> [Task objective]
Which lines in the records below contain the word "Export"? Copy each of them.

(Extracted data entries)
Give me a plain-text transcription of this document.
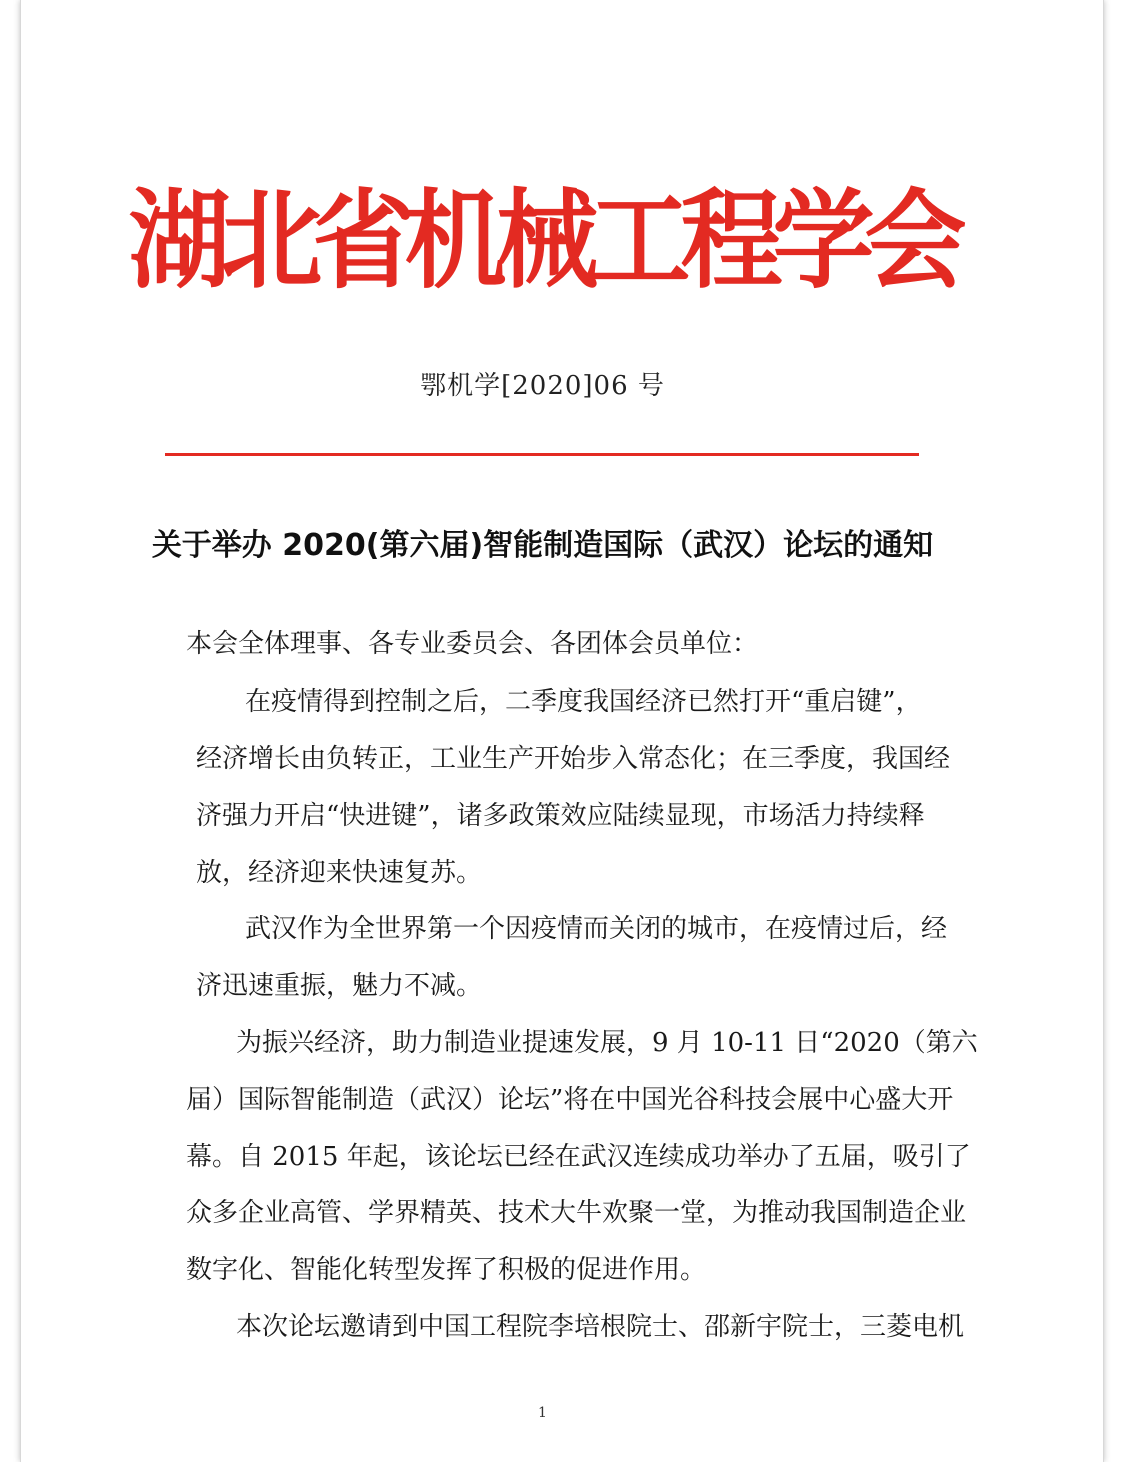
湖北省机械工程学会
鄂机学[2020]06 号
关于举办 2020(第六届)智能制造国际（武汉）论坛的通知
本会全体理事、各专业委员会、各团体会员单位：
在疫情得到控制之后，二季度我国经济已然打开“重启键”，
经济增长由负转正，工业生产开始步入常态化；在三季度，我国经
济强力开启“快进键”，诸多政策效应陆续显现，市场活力持续释
放，经济迎来快速复苏。
武汉作为全世界第一个因疫情而关闭的城市，在疫情过后，经
济迅速重振，魅力不减。
为振兴经济，助力制造业提速发展，9 月 10-11 日“2020（第六
届）国际智能制造（武汉）论坛”将在中国光谷科技会展中心盛大开
幕。自 2015 年起，该论坛已经在武汉连续成功举办了五届，吸引了
众多企业高管、学界精英、技术大牛欢聚一堂，为推动我国制造企业
数字化、智能化转型发挥了积极的促进作用。
本次论坛邀请到中国工程院李培根院士、邵新宇院士，三菱电机
1
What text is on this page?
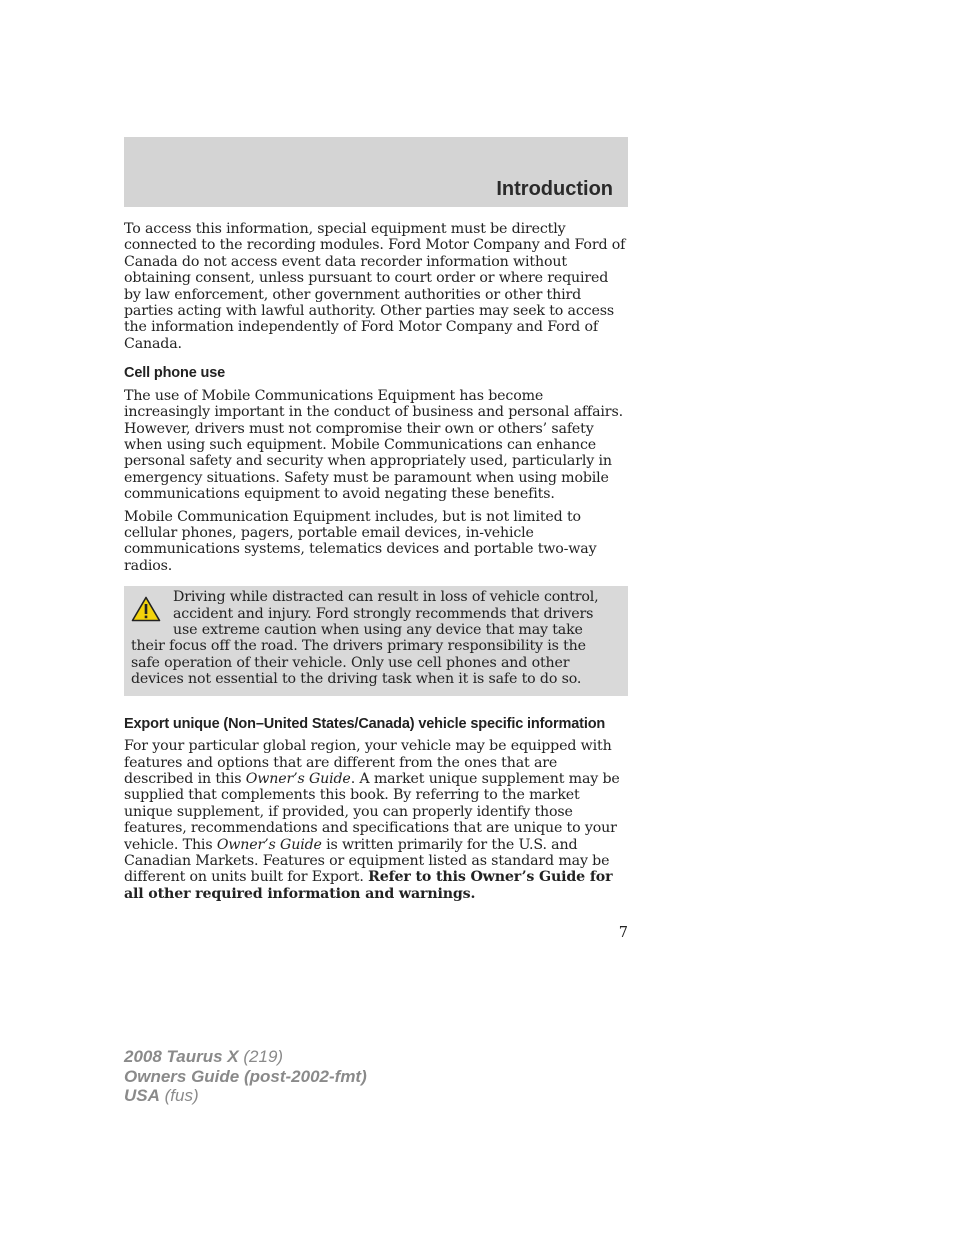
Introduction

To access this information, special equipment must be directly connected to the recording modules. Ford Motor Company and Ford of Canada do not access event data recorder information without obtaining consent, unless pursuant to court order or where required by law enforcement, other government authorities or other third parties acting with lawful authority. Other parties may seek to access the information independently of Ford Motor Company and Ford of Canada.

Cell phone use

The use of Mobile Communications Equipment has become increasingly important in the conduct of business and personal affairs. However, drivers must not compromise their own or others’ safety when using such equipment. Mobile Communications can enhance personal safety and security when appropriately used, particularly in emergency situations. Safety must be paramount when using mobile communications equipment to avoid negating these benefits.

Mobile Communication Equipment includes, but is not limited to cellular phones, pagers, portable email devices, in-vehicle communications systems, telematics devices and portable two-way radios.

Driving while distracted can result in loss of vehicle control, accident and injury. Ford strongly recommends that drivers use extreme caution when using any device that may take their focus off the road. The drivers primary responsibility is the safe operation of their vehicle. Only use cell phones and other devices not essential to the driving task when it is safe to do so.
Export unique (Non–United States/Canada) vehicle specific information

For your particular global region, your vehicle may be equipped with features and options that are different from the ones that are described in this Owner’s Guide. A market unique supplement may be supplied that complements this book. By referring to the market unique supplement, if provided, you can properly identify those features, recommendations and specifications that are unique to your vehicle. This Owner’s Guide is written primarily for the U.S. and Canadian Markets. Features or equipment listed as standard may be different on units built for Export. Refer to this Owner’s Guide for all other required information and warnings.

7
2008 Taurus X (219)
Owners Guide (post-2002-fmt)
USA (fus)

> [Written reply]
Export unique (Non–United States/Canada) vehicle specific information
For your particular global region, your vehicle may be equipped with features and options that are different from the ones that are described in this Owner’s Guide. A market unique supplement may be supplied that complements this book. By referring to the market unique supplement, if provided, you can properly identify those features, recommendations and specifications that are unique to your vehicle. This Owner’s Guide is written primarily for the U.S. and Canadian Markets. Features or equipment listed as standard may be different on units built for Export. Refer to this Owner’s Guide for all other required information and warnings.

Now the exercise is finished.